Goal ::
Below is a listing. Gather each line of it that contains "legend".

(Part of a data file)
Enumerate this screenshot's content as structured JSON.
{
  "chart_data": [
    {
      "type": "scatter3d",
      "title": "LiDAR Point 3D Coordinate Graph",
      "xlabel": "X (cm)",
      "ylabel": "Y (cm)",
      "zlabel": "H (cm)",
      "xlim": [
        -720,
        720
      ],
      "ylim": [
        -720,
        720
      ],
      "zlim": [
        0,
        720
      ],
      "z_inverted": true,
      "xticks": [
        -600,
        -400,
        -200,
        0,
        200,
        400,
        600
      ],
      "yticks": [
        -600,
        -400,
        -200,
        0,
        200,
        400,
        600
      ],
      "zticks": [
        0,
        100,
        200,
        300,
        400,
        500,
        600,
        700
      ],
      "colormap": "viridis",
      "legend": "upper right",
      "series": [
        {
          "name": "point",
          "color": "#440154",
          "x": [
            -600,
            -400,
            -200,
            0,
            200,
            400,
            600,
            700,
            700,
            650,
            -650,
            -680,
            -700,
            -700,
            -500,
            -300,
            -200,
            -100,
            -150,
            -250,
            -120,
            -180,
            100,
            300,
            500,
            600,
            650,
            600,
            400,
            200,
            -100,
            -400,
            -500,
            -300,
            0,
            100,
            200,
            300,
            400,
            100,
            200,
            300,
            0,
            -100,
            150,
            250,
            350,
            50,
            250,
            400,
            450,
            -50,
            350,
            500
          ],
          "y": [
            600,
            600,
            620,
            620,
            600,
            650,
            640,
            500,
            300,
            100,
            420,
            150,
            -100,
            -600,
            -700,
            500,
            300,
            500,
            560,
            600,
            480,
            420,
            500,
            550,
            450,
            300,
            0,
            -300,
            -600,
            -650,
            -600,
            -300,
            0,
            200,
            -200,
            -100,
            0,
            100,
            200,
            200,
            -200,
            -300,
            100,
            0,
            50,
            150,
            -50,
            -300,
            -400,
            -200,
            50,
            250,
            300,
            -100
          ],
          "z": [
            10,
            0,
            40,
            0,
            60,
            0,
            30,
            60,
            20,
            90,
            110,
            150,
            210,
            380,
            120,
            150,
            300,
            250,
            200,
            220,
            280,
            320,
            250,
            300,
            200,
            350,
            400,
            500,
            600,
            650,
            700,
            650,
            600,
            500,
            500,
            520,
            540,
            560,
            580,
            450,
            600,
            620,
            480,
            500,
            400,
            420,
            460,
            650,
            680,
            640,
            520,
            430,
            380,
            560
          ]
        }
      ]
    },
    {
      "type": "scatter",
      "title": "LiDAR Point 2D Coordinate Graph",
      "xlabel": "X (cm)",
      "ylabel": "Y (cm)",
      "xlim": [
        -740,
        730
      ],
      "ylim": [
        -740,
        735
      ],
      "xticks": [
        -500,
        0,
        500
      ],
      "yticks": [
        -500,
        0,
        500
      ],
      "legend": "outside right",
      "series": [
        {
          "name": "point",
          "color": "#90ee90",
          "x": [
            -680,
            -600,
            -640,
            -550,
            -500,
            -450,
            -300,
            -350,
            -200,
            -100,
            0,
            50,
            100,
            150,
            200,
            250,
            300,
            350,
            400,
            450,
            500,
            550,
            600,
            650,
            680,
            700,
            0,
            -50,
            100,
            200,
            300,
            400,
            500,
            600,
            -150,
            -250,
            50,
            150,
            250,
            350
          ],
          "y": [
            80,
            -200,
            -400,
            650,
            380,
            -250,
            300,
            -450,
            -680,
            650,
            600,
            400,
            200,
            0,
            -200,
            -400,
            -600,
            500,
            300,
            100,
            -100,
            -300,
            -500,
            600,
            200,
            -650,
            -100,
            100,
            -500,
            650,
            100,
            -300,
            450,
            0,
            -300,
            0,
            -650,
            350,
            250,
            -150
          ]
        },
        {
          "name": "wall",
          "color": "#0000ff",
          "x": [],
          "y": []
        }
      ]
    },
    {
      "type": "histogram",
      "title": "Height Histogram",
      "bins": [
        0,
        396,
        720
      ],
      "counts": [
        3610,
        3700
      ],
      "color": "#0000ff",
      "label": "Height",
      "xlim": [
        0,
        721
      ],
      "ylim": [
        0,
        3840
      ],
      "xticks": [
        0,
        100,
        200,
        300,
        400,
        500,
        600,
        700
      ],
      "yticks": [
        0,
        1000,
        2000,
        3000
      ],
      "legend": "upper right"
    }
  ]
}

Completed task ::
      "legend": "upper right",
      "legend": "outside right",
      "legend": "upper right"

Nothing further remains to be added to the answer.